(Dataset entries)
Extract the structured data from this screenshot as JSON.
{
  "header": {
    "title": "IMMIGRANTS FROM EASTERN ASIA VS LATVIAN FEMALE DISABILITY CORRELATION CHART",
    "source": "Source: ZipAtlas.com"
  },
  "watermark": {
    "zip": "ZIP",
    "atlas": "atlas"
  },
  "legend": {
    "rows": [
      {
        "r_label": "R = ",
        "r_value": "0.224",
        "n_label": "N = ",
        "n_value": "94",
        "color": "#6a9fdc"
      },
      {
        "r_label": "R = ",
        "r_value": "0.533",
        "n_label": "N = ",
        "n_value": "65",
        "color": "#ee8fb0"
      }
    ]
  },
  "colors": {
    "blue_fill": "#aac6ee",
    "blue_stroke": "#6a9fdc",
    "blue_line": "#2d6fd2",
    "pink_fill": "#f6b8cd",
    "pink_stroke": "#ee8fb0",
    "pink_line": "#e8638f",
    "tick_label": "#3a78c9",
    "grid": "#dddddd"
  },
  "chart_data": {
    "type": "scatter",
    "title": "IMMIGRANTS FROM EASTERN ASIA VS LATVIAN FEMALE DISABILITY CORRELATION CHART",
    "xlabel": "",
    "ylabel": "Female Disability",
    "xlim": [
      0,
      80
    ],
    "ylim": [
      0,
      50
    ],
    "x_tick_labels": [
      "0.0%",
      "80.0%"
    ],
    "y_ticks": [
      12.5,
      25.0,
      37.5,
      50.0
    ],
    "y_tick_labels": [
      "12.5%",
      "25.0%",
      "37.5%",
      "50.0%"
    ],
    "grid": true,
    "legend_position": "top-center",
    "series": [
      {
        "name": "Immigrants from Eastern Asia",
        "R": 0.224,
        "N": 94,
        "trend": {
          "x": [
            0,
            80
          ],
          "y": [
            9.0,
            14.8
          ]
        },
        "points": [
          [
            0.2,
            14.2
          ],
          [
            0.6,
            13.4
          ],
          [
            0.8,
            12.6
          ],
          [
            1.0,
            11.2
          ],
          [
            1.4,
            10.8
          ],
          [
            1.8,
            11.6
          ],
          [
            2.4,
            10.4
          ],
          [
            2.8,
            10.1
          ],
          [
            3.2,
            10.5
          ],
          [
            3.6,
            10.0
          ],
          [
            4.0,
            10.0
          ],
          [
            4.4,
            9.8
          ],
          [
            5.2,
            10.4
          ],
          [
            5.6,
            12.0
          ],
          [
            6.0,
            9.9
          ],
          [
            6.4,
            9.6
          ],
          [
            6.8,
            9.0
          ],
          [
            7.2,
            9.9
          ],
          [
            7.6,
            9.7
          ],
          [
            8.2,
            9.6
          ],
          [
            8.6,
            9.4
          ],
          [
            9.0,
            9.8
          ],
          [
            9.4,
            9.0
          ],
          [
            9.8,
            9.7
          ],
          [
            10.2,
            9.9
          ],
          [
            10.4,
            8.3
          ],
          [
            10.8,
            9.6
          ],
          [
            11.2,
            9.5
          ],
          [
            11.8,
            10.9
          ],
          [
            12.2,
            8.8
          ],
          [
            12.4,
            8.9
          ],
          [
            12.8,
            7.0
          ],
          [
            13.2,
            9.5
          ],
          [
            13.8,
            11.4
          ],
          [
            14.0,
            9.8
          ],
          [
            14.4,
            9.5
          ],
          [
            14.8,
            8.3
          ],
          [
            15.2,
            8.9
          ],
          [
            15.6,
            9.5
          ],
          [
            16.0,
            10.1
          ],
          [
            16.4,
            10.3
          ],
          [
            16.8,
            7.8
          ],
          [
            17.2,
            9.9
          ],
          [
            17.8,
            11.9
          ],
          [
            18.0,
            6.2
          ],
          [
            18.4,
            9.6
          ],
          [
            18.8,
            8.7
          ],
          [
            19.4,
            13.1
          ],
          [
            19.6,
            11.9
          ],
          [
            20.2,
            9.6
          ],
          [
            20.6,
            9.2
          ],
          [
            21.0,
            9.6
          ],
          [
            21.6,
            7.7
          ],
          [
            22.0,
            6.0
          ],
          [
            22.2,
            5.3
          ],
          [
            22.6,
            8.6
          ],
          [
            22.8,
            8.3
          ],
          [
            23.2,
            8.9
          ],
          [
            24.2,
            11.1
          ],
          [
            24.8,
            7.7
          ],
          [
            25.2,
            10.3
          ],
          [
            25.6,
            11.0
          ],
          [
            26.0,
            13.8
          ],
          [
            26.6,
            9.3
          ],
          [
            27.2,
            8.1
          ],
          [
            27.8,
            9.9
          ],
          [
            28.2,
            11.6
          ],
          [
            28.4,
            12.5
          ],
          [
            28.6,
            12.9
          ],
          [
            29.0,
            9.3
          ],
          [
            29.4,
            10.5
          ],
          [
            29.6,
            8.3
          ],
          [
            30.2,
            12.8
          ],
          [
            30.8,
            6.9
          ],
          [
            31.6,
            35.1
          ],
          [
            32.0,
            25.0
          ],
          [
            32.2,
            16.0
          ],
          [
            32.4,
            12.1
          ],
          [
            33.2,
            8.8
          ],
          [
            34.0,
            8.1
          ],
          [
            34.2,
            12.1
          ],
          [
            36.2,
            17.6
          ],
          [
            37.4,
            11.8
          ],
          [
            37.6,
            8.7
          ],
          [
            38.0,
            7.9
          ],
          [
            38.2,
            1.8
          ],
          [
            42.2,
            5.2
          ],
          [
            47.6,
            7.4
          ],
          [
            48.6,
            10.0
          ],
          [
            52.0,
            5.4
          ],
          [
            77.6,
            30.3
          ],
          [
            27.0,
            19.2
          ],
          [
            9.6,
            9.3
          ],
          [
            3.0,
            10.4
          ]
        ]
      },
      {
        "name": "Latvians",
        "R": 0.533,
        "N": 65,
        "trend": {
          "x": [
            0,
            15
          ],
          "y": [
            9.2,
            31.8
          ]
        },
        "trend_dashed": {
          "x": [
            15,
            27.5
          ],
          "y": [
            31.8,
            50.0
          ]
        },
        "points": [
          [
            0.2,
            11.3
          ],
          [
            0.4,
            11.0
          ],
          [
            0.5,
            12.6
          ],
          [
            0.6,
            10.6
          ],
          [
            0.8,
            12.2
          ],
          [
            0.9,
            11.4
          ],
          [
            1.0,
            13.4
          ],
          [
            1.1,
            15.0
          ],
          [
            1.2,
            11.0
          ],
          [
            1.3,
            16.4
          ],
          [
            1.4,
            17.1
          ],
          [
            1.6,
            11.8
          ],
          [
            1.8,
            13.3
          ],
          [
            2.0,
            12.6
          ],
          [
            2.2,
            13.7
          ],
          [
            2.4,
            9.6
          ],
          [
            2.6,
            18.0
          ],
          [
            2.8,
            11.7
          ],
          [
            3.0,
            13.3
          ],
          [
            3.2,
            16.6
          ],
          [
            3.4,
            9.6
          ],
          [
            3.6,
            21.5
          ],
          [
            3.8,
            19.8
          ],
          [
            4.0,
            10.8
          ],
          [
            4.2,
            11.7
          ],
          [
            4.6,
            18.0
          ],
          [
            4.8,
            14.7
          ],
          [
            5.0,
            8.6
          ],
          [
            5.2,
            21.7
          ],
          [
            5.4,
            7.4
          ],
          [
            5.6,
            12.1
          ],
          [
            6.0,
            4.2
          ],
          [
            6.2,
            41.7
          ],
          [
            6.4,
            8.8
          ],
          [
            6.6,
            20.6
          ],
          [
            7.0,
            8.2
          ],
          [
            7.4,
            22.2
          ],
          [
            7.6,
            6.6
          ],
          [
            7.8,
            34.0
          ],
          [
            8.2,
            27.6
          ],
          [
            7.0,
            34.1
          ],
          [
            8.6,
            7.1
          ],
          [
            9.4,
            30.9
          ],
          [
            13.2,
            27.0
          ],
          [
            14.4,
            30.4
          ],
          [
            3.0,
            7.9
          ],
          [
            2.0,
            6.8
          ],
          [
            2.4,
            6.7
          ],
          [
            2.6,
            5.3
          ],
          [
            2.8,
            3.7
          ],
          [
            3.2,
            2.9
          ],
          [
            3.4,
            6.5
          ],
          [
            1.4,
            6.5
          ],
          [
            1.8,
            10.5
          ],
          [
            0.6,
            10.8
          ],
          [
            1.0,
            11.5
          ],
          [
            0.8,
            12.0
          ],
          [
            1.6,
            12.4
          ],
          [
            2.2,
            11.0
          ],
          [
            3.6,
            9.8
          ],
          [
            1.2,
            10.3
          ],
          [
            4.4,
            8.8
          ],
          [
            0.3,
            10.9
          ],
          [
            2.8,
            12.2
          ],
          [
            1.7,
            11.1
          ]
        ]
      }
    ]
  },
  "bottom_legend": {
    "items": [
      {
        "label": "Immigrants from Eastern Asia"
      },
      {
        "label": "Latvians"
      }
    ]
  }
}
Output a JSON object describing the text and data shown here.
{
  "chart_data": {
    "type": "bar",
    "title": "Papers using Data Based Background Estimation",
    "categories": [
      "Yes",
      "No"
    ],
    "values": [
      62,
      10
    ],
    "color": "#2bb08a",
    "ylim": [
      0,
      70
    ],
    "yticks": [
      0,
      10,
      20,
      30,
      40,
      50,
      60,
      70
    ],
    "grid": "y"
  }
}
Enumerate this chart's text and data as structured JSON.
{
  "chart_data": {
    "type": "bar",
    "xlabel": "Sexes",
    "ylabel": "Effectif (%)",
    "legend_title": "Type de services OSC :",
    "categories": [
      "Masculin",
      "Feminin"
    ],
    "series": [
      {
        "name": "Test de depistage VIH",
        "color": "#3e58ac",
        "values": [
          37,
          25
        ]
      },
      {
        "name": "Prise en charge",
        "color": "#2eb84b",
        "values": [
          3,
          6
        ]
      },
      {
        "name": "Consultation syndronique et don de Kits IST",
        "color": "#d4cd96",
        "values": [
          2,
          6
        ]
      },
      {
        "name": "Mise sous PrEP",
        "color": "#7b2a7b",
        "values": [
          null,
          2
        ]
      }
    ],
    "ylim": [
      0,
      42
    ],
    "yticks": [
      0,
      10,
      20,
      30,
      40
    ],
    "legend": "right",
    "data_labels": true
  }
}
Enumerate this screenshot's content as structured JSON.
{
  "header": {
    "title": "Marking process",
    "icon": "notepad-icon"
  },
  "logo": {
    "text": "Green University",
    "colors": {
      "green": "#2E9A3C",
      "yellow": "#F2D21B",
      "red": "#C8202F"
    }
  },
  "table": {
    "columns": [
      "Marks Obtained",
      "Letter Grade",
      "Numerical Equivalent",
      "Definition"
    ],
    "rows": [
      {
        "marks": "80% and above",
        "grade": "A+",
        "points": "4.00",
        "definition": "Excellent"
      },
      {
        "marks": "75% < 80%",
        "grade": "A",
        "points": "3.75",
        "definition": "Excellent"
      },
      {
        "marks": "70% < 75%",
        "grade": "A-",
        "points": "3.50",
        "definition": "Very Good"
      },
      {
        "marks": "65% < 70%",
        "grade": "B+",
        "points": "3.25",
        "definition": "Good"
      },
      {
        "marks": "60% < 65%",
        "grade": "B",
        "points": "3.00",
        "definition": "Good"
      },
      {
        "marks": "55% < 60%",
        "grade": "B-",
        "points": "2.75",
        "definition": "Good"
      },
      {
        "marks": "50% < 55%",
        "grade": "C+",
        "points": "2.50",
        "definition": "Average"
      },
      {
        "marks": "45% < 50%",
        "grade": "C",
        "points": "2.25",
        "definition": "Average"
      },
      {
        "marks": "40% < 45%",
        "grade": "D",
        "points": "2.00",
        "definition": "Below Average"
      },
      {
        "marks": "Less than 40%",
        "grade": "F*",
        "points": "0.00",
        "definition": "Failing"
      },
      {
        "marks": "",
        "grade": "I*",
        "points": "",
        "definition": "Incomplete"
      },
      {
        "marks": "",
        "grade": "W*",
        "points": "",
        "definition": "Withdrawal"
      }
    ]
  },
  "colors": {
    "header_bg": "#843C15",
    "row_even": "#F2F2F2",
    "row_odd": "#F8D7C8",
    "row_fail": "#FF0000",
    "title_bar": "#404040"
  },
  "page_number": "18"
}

Set task » Search the records for the string "text" and return every line in which it occurs.

Response »
Output a JSON object describing the text and data shown here.
Enumerate this chart's text and data as structured JSON.
    "text": "Green University",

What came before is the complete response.